Raw data

-=-=-=-=-

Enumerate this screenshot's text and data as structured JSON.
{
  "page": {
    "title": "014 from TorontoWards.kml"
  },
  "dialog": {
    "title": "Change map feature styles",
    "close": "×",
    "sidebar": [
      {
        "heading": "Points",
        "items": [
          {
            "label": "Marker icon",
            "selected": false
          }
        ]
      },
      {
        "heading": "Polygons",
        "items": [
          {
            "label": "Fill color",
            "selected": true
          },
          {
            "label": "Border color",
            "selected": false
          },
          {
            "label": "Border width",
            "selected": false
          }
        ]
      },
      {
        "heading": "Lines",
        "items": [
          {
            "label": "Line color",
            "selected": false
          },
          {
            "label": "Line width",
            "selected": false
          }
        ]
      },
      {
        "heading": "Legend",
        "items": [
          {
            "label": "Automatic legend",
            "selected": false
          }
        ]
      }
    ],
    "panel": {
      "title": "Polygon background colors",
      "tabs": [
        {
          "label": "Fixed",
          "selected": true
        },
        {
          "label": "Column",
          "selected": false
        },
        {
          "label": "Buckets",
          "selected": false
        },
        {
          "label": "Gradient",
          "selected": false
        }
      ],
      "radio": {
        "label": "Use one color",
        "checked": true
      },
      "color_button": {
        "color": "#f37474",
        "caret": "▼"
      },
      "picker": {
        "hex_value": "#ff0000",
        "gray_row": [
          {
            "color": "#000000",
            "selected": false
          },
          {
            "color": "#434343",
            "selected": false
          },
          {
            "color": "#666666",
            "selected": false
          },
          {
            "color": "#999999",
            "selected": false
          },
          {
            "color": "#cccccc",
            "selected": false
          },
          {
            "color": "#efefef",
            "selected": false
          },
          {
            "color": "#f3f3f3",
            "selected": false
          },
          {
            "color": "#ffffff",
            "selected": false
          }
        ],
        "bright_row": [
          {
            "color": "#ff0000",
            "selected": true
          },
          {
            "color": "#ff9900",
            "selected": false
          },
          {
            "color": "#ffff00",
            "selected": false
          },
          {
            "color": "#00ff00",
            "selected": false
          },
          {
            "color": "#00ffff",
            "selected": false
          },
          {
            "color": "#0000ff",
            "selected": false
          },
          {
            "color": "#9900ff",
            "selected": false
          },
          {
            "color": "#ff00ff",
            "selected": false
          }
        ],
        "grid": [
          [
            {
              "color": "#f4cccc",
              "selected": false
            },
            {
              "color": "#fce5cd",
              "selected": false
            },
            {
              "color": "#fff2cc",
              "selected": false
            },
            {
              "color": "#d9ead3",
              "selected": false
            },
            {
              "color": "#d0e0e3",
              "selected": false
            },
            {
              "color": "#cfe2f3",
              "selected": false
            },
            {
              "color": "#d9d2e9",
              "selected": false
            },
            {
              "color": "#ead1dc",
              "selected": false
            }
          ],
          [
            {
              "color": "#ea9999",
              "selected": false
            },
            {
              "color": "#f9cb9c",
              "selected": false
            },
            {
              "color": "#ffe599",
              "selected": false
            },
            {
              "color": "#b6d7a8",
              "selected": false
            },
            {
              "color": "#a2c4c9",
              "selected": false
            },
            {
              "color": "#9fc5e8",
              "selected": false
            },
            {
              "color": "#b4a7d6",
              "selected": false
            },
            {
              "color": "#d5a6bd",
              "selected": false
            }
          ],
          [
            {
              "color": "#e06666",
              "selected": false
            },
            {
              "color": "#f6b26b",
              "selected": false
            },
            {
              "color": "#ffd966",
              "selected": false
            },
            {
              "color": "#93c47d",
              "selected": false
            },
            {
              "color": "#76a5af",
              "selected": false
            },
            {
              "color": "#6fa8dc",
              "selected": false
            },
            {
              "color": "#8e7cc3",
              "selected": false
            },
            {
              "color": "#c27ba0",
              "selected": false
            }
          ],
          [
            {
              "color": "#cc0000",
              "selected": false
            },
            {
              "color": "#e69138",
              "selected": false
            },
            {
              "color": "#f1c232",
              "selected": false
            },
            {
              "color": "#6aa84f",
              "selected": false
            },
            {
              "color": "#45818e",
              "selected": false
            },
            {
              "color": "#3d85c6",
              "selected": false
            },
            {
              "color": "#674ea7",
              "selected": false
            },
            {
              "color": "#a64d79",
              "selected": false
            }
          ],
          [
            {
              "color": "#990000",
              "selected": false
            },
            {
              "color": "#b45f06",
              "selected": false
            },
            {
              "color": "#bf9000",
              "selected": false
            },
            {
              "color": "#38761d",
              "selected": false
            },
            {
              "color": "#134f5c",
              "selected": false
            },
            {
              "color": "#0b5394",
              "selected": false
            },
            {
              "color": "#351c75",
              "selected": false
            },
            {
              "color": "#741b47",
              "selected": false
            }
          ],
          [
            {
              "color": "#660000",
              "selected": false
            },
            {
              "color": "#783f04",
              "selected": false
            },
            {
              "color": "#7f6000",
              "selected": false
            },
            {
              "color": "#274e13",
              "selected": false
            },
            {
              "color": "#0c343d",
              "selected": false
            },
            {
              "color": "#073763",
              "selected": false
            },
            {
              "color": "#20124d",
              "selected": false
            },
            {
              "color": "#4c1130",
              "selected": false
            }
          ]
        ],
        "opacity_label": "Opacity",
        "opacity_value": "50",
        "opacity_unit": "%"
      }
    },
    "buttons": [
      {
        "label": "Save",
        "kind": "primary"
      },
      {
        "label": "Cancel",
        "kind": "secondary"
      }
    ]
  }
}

-=-=-=-=-

Transcribe all lines as written.

Enumerate this screenshot's text and data as structured JSON.
{
  "page": {
    "title": "014 from TorontoWards.kml"
  },
  "dialog": {
    "title": "Change map feature styles",
    "close": "×",
    "sidebar": [
      {
        "heading": "Points",
        "items": [
          {
            "label": "Marker icon",
            "selected": false
          }
        ]
      },
      {
        "heading": "Polygons",
        "items": [
          {
            "label": "Fill color",
            "selected": true
          },
          {
            "label": "Border color",
            "selected": false
          },
          {
            "label": "Border width",
            "selected": false
          }
        ]
      },
      {
        "heading": "Lines",
        "items": [
          {
            "label": "Line color",
            "selected": false
          },
          {
            "label": "Line width",
            "selected": false
          }
        ]
      },
      {
        "heading": "Legend",
        "items": [
          {
            "label": "Automatic legend",
            "selected": false
          }
        ]
      }
    ],
    "panel": {
      "title": "Polygon background colors",
      "tabs": [
        {
          "label": "Fixed",
          "selected": true
        },
        {
          "label": "Column",
          "selected": false
        },
        {
          "label": "Buckets",
          "selected": false
        },
        {
          "label": "Gradient",
          "selected": false
        }
      ],
      "radio": {
        "label": "Use one color",
        "checked": true
      },
      "color_button": {
        "color": "#f37474",
        "caret": "▼"
      },
      "picker": {
        "hex_value": "#ff0000",
        "gray_row": [
          {
            "color": "#000000",
            "selected": false
          },
          {
            "color": "#434343",
            "selected": false
          },
          {
            "color": "#666666",
            "selected": false
          },
          {
            "color": "#999999",
            "selected": false
          },
          {
            "color": "#cccccc",
            "selected": false
          },
          {
            "color": "#efefef",
            "selected": false
          },
          {
            "color": "#f3f3f3",
            "selected": false
          },
          {
            "color": "#ffffff",
            "selected": false
          }
        ],
        "bright_row": [
          {
            "color": "#ff0000",
            "selected": true
          },
          {
            "color": "#ff9900",
            "selected": false
          },
          {
            "color": "#ffff00",
            "selected": false
          },
          {
            "color": "#00ff00",
            "selected": false
          },
          {
            "color": "#00ffff",
            "selected": false
          },
          {
            "color": "#0000ff",
            "selected": false
          },
          {
            "color": "#9900ff",
            "selected": false
          },
          {
            "color": "#ff00ff",
            "selected": false
          }
        ],
        "grid": [
          [
            {
              "color": "#f4cccc",
              "selected": false
            },
            {
              "color": "#fce5cd",
              "selected": false
            },
            {
              "color": "#fff2cc",
              "selected": false
            },
            {
              "color": "#d9ead3",
              "selected": false
            },
            {
              "color": "#d0e0e3",
              "selected": false
            },
            {
              "color": "#cfe2f3",
              "selected": false
            },
            {
              "color": "#d9d2e9",
              "selected": false
            },
            {
              "color": "#ead1dc",
              "selected": false
            }
          ],
          [
            {
              "color": "#ea9999",
              "selected": false
            },
            {
              "color": "#f9cb9c",
              "selected": false
            },
            {
              "color": "#ffe599",
              "selected": false
            },
            {
              "color": "#b6d7a8",
              "selected": false
            },
            {
              "color": "#a2c4c9",
              "selected": false
            },
            {
              "color": "#9fc5e8",
              "selected": false
            },
            {
              "color": "#b4a7d6",
              "selected": false
            },
            {
              "color": "#d5a6bd",
              "selected": false
            }
          ],
          [
            {
              "color": "#e06666",
              "selected": false
            },
            {
              "color": "#f6b26b",
              "selected": false
            },
            {
              "color": "#ffd966",
              "selected": false
            },
            {
              "color": "#93c47d",
              "selected": false
            },
            {
              "color": "#76a5af",
              "selected": false
            },
            {
              "color": "#6fa8dc",
              "selected": false
            },
            {
              "color": "#8e7cc3",
              "selected": false
            },
            {
              "color": "#c27ba0",
              "selected": false
            }
          ],
          [
            {
              "color": "#cc0000",
              "selected": false
            },
            {
              "color": "#e69138",
              "selected": false
            },
            {
              "color": "#f1c232",
              "selected": false
            },
            {
              "color": "#6aa84f",
              "selected": false
            },
            {
              "color": "#45818e",
              "selected": false
            },
            {
              "color": "#3d85c6",
              "selected": false
            },
            {
              "color": "#674ea7",
              "selected": false
            },
            {
              "color": "#a64d79",
              "selected": false
            }
          ],
          [
            {
              "color": "#990000",
              "selected": false
            },
            {
              "color": "#b45f06",
              "selected": false
            },
            {
              "color": "#bf9000",
              "selected": false
            },
            {
              "color": "#38761d",
              "selected": false
            },
            {
              "color": "#134f5c",
              "selected": false
            },
            {
              "color": "#0b5394",
              "selected": false
            },
            {
              "color": "#351c75",
              "selected": false
            },
            {
              "color": "#741b47",
              "selected": false
            }
          ],
          [
            {
              "color": "#660000",
              "selected": false
            },
            {
              "color": "#783f04",
              "selected": false
            },
            {
              "color": "#7f6000",
              "selected": false
            },
            {
              "color": "#274e13",
              "selected": false
            },
            {
              "color": "#0c343d",
              "selected": false
            },
            {
              "color": "#073763",
              "selected": false
            },
            {
              "color": "#20124d",
              "selected": false
            },
            {
              "color": "#4c1130",
              "selected": false
            }
          ]
        ],
        "opacity_label": "Opacity",
        "opacity_value": "50",
        "opacity_unit": "%"
      }
    },
    "buttons": [
      {
        "label": "Save",
        "kind": "primary"
      },
      {
        "label": "Cancel",
        "kind": "secondary"
      }
    ]
  }
}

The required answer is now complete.